YOUR GOAL
Output each line exactly as it appears, skipping any embedded picture.

RAW DATA
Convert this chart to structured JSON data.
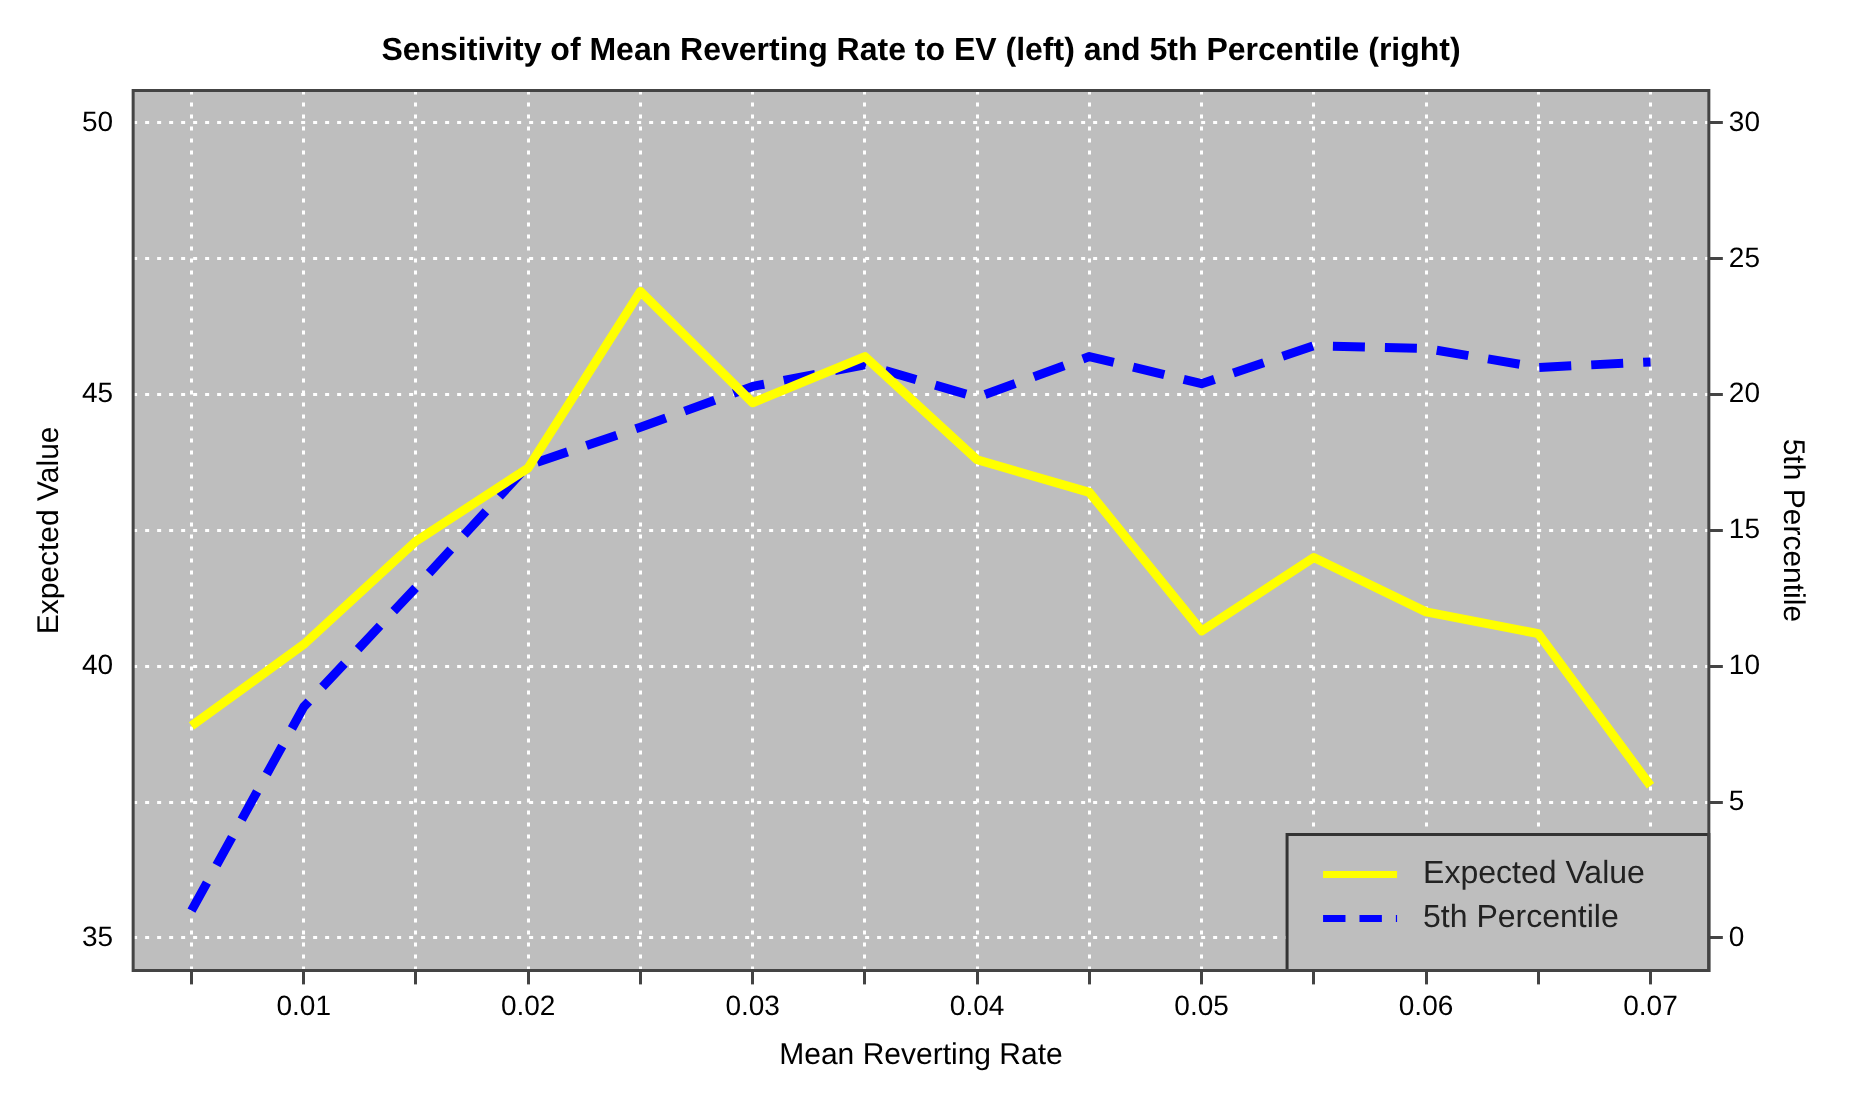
{
  "chart_data": {
    "type": "line",
    "title": "Sensitivity of Mean Reverting Rate to EV (left) and 5th Percentile (right)",
    "xlabel": "Mean Reverting Rate",
    "ylabel": "Expected Value",
    "y2label": "5th Percentile",
    "x": [
      0.005,
      0.01,
      0.015,
      0.02,
      0.025,
      0.03,
      0.035,
      0.04,
      0.045,
      0.05,
      0.055,
      0.06,
      0.065,
      0.07
    ],
    "series": [
      {
        "name": "Expected Value",
        "color": "#ffff00",
        "line_style": "solid",
        "values": [
          38.9,
          40.4,
          42.3,
          43.65,
          46.9,
          44.85,
          45.7,
          43.8,
          43.2,
          40.65,
          42.0,
          41.0,
          40.6,
          37.8
        ]
      },
      {
        "name": "5th Percentile",
        "color": "#0000ff",
        "line_style": "dashed",
        "axis": "y2",
        "values": [
          1.0,
          8.5,
          12.9,
          17.4,
          18.8,
          20.3,
          21.1,
          19.9,
          21.4,
          20.4,
          21.8,
          21.7,
          21.0,
          21.2
        ]
      }
    ],
    "xlim": [
      0.0024,
      0.0726
    ],
    "xticks": [
      {
        "value": 0.005,
        "label": null
      },
      0.01,
      {
        "value": 0.015,
        "label": null
      },
      0.02,
      {
        "value": 0.025,
        "label": null
      },
      0.03,
      {
        "value": 0.035,
        "label": null
      },
      0.04,
      {
        "value": 0.045,
        "label": null
      },
      0.05,
      {
        "value": 0.055,
        "label": null
      },
      0.06,
      {
        "value": 0.065,
        "label": null
      },
      0.07
    ],
    "ylim": [
      34.4,
      50.6
    ],
    "yticks": [
      35,
      40,
      45,
      50
    ],
    "y2lim": [
      -1.2,
      31.2
    ],
    "y2ticks": [
      0,
      5,
      10,
      15,
      20,
      25,
      30
    ],
    "grid": true,
    "legend": "bottom right",
    "marker": "none"
  }
}
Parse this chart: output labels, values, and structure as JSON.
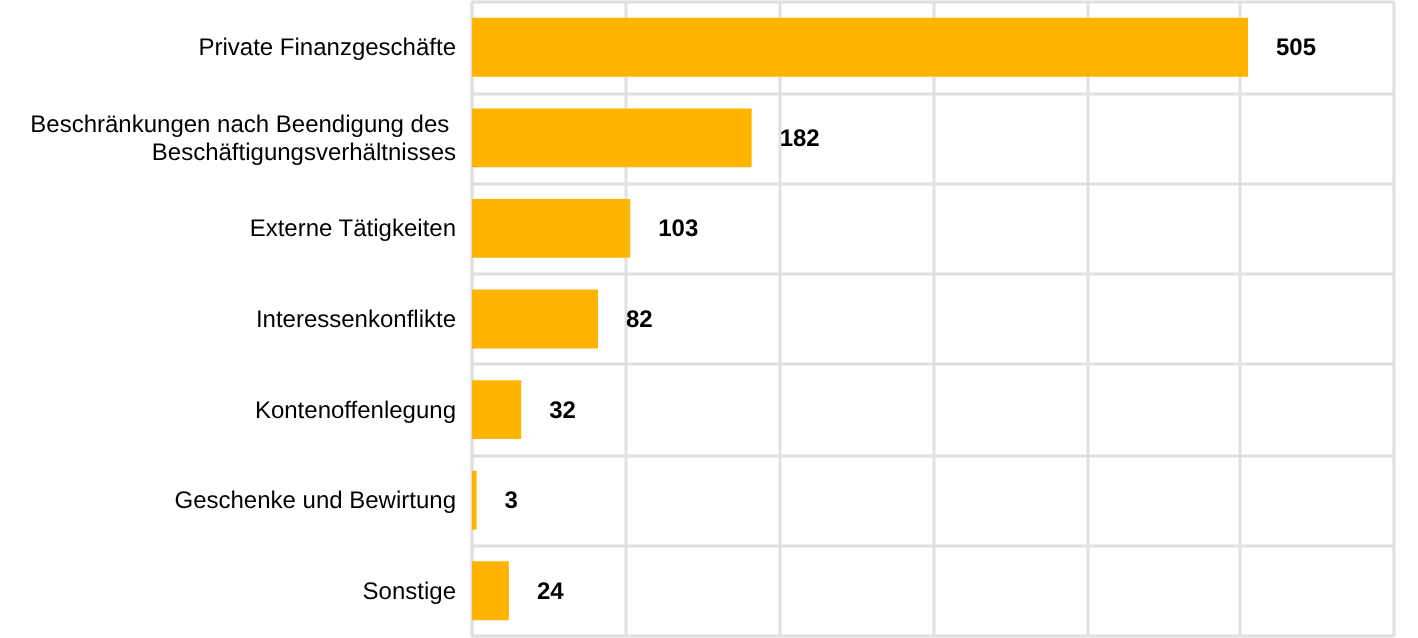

COMPLETE ANSWER
Convert this chart to structured JSON data.
{
  "chart_data": {
    "type": "line",
    "title": "Sensitivity of Mean Reverting Rate to EV (left) and 5th Percentile (right)",
    "xlabel": "Mean Reverting Rate",
    "ylabel": "Expected Value",
    "y2label": "5th Percentile",
    "x": [
      0.005,
      0.01,
      0.015,
      0.02,
      0.025,
      0.03,
      0.035,
      0.04,
      0.045,
      0.05,
      0.055,
      0.06,
      0.065,
      0.07
    ],
    "series": [
      {
        "name": "Expected Value",
        "color": "#ffff00",
        "line_style": "solid",
        "values": [
          38.9,
          40.4,
          42.3,
          43.65,
          46.9,
          44.85,
          45.7,
          43.8,
          43.2,
          40.65,
          42.0,
          41.0,
          40.6,
          37.8
        ]
      },
      {
        "name": "5th Percentile",
        "color": "#0000ff",
        "line_style": "dashed",
        "axis": "y2",
        "values": [
          1.0,
          8.5,
          12.9,
          17.4,
          18.8,
          20.3,
          21.1,
          19.9,
          21.4,
          20.4,
          21.8,
          21.7,
          21.0,
          21.2
        ]
      }
    ],
    "xlim": [
      0.0024,
      0.0726
    ],
    "xticks": [
      {
        "value": 0.005,
        "label": null
      },
      0.01,
      {
        "value": 0.015,
        "label": null
      },
      0.02,
      {
        "value": 0.025,
        "label": null
      },
      0.03,
      {
        "value": 0.035,
        "label": null
      },
      0.04,
      {
        "value": 0.045,
        "label": null
      },
      0.05,
      {
        "value": 0.055,
        "label": null
      },
      0.06,
      {
        "value": 0.065,
        "label": null
      },
      0.07
    ],
    "ylim": [
      34.4,
      50.6
    ],
    "yticks": [
      35,
      40,
      45,
      50
    ],
    "y2lim": [
      -1.2,
      31.2
    ],
    "y2ticks": [
      0,
      5,
      10,
      15,
      20,
      25,
      30
    ],
    "grid": true,
    "legend": "bottom right",
    "marker": "none"
  }
}
Parse this chart: output labels, values, and structure as JSON.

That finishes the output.